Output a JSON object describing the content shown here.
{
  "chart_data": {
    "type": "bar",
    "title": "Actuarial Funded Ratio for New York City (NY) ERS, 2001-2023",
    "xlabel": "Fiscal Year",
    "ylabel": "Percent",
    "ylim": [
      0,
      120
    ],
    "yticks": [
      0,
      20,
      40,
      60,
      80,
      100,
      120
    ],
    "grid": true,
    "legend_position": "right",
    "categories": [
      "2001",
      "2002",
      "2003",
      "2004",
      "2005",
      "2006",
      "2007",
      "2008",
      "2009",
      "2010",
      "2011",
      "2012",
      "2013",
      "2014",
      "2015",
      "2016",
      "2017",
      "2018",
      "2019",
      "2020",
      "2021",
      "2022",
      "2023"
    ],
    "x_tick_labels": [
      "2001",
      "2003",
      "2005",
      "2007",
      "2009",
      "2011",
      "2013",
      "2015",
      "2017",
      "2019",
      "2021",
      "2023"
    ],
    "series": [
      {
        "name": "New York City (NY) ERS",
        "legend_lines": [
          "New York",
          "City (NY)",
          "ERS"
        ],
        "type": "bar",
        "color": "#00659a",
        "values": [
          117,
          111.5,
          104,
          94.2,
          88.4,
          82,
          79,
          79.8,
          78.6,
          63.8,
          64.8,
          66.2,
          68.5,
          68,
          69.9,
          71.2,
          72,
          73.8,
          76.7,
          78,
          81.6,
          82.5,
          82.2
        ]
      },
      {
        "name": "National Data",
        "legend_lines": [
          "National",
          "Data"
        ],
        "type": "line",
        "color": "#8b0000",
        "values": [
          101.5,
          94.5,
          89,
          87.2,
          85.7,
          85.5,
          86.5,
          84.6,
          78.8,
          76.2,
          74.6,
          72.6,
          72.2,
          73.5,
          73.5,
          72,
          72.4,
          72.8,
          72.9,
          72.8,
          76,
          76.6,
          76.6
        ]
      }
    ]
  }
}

──────────

Request: Repeat the whole listing exactly, keeping every line intact.

Output for this task:
Output a JSON object describing the content shown here.
{
  "chart_data": {
    "type": "bar",
    "title": "Actuarial Funded Ratio for New York City (NY) ERS, 2001-2023",
    "xlabel": "Fiscal Year",
    "ylabel": "Percent",
    "ylim": [
      0,
      120
    ],
    "yticks": [
      0,
      20,
      40,
      60,
      80,
      100,
      120
    ],
    "grid": true,
    "legend_position": "right",
    "categories": [
      "2001",
      "2002",
      "2003",
      "2004",
      "2005",
      "2006",
      "2007",
      "2008",
      "2009",
      "2010",
      "2011",
      "2012",
      "2013",
      "2014",
      "2015",
      "2016",
      "2017",
      "2018",
      "2019",
      "2020",
      "2021",
      "2022",
      "2023"
    ],
    "x_tick_labels": [
      "2001",
      "2003",
      "2005",
      "2007",
      "2009",
      "2011",
      "2013",
      "2015",
      "2017",
      "2019",
      "2021",
      "2023"
    ],
    "series": [
      {
        "name": "New York City (NY) ERS",
        "legend_lines": [
          "New York",
          "City (NY)",
          "ERS"
        ],
        "type": "bar",
        "color": "#00659a",
        "values": [
          117,
          111.5,
          104,
          94.2,
          88.4,
          82,
          79,
          79.8,
          78.6,
          63.8,
          64.8,
          66.2,
          68.5,
          68,
          69.9,
          71.2,
          72,
          73.8,
          76.7,
          78,
          81.6,
          82.5,
          82.2
        ]
      },
      {
        "name": "National Data",
        "legend_lines": [
          "National",
          "Data"
        ],
        "type": "line",
        "color": "#8b0000",
        "values": [
          101.5,
          94.5,
          89,
          87.2,
          85.7,
          85.5,
          86.5,
          84.6,
          78.8,
          76.2,
          74.6,
          72.6,
          72.2,
          73.5,
          73.5,
          72,
          72.4,
          72.8,
          72.9,
          72.8,
          76,
          76.6,
          76.6
        ]
      }
    ]
  }
}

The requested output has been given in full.